__The exercise__
In the entries below, find every line with "duration" and copy it.

════════

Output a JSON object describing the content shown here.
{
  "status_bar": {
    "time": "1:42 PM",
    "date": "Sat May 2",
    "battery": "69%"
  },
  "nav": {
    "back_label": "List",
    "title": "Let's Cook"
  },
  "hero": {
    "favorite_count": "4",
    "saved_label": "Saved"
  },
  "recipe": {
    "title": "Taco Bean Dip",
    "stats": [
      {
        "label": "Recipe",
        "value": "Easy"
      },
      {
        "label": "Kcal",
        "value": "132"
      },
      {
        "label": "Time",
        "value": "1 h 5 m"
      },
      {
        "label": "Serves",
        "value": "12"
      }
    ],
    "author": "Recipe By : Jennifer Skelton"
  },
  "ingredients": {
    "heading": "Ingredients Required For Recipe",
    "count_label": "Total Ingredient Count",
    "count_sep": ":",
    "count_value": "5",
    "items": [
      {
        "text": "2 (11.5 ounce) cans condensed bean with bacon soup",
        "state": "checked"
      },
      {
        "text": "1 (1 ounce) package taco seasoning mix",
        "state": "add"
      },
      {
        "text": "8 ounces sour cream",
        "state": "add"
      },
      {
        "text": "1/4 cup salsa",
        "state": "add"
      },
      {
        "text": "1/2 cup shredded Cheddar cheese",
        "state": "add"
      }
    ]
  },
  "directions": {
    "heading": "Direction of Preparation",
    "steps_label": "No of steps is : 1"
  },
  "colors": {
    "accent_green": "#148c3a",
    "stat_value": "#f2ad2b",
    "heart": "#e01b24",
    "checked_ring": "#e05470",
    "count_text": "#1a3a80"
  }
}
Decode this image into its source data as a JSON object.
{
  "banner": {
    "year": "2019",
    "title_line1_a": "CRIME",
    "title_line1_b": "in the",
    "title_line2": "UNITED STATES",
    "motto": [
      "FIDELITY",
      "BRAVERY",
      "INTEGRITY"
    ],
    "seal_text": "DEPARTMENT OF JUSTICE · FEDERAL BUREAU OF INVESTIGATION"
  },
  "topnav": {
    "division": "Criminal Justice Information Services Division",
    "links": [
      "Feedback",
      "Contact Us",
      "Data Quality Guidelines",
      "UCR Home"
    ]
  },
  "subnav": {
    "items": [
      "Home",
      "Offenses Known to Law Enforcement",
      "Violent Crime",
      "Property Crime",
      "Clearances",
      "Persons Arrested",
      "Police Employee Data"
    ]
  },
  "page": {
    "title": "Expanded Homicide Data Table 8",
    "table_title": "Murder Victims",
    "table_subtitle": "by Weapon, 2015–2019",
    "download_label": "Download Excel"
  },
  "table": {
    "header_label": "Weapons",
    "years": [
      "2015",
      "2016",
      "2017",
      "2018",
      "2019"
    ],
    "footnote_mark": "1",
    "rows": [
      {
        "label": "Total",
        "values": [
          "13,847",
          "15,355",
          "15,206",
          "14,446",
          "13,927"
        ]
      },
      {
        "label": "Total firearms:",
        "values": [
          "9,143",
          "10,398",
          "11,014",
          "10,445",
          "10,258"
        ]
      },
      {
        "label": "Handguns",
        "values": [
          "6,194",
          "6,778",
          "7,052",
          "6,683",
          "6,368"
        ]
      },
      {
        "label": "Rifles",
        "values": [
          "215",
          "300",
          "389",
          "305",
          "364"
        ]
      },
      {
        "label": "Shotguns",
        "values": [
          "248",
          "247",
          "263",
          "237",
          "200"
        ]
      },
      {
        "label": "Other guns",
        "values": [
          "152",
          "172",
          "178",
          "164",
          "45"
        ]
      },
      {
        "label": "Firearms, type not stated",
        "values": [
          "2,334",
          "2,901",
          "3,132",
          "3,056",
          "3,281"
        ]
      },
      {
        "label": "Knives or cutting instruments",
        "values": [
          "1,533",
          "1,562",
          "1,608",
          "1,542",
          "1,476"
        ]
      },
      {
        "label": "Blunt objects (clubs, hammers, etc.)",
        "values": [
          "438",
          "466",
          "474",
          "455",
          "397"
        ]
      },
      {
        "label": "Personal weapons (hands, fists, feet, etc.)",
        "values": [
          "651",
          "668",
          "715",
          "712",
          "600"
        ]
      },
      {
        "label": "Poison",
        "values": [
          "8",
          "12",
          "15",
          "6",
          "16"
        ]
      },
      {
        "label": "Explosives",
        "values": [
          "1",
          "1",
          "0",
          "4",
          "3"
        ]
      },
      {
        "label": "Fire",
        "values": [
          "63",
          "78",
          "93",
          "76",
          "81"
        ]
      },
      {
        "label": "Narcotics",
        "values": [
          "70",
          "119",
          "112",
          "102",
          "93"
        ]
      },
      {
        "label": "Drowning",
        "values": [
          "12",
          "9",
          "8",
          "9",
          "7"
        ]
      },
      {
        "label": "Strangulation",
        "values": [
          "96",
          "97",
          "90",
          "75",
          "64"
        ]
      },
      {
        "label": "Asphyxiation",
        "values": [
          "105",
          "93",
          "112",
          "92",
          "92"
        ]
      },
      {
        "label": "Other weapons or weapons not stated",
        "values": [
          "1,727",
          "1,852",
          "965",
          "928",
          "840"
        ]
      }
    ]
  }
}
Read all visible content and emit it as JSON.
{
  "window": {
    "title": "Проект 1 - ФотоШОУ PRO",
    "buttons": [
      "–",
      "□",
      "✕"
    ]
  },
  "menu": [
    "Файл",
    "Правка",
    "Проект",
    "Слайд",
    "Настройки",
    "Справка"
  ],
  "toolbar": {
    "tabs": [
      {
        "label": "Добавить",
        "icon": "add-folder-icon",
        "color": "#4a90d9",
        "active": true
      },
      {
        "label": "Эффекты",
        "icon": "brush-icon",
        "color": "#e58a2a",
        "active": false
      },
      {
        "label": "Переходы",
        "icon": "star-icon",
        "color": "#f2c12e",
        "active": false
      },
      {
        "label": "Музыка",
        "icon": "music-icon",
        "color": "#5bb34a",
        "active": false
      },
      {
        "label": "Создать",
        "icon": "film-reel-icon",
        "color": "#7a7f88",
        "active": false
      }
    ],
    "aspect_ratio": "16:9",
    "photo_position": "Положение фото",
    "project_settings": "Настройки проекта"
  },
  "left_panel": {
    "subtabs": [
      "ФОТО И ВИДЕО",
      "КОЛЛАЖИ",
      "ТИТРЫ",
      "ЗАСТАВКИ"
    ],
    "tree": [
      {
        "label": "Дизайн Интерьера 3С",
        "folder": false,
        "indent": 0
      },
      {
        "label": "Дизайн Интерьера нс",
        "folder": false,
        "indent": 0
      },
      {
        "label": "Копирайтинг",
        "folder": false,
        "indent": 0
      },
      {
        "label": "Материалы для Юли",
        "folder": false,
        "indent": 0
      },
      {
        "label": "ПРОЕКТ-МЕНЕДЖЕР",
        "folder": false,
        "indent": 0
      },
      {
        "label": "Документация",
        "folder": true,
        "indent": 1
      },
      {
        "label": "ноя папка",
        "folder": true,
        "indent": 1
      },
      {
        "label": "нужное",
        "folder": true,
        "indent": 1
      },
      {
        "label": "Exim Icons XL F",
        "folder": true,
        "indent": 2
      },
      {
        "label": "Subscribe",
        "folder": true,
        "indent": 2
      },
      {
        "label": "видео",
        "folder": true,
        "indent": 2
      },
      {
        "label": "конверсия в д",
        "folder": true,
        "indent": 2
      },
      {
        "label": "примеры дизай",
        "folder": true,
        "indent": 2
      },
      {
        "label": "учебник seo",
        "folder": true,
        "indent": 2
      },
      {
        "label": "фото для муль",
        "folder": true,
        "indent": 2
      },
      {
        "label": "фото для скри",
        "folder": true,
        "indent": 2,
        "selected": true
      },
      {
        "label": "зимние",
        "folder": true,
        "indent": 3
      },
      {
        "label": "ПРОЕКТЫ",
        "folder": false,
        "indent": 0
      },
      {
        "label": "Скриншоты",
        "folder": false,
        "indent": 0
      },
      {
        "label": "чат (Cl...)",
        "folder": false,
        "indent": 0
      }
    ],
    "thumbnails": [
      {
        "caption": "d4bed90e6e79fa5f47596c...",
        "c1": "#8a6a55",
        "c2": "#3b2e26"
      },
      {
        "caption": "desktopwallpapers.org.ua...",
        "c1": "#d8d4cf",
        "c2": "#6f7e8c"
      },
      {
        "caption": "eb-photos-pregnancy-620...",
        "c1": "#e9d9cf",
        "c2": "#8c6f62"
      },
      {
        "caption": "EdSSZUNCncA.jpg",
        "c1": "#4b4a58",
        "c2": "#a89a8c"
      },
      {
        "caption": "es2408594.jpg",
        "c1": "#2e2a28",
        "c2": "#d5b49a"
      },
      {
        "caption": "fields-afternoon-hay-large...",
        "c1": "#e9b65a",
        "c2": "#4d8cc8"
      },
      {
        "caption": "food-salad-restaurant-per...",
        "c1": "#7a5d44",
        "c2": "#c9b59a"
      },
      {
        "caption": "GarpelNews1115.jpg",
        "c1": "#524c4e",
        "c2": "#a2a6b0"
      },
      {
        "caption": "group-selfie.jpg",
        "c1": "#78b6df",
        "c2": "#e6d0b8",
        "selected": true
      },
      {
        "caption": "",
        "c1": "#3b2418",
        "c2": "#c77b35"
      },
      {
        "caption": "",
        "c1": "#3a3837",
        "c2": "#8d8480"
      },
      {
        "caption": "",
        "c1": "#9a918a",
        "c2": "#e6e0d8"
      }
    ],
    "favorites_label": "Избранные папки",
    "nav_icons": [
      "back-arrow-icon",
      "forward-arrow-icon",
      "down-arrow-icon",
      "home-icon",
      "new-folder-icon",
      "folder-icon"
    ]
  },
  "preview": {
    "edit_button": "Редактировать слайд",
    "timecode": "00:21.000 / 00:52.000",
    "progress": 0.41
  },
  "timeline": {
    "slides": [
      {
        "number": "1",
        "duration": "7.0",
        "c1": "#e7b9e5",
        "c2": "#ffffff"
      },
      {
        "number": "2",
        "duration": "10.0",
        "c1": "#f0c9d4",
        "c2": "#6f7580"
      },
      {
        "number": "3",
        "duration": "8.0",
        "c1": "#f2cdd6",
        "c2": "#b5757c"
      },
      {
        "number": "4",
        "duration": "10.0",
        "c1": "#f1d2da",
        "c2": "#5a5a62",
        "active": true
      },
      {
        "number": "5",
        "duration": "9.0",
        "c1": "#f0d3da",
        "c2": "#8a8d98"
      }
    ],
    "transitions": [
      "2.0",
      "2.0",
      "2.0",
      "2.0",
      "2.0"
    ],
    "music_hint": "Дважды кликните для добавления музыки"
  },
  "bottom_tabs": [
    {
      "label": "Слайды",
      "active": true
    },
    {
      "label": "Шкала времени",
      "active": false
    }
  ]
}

════════

__Finished task__
        "duration": "7.0",
        "duration": "10.0",
        "duration": "8.0",
        "duration": "10.0",
        "duration": "9.0",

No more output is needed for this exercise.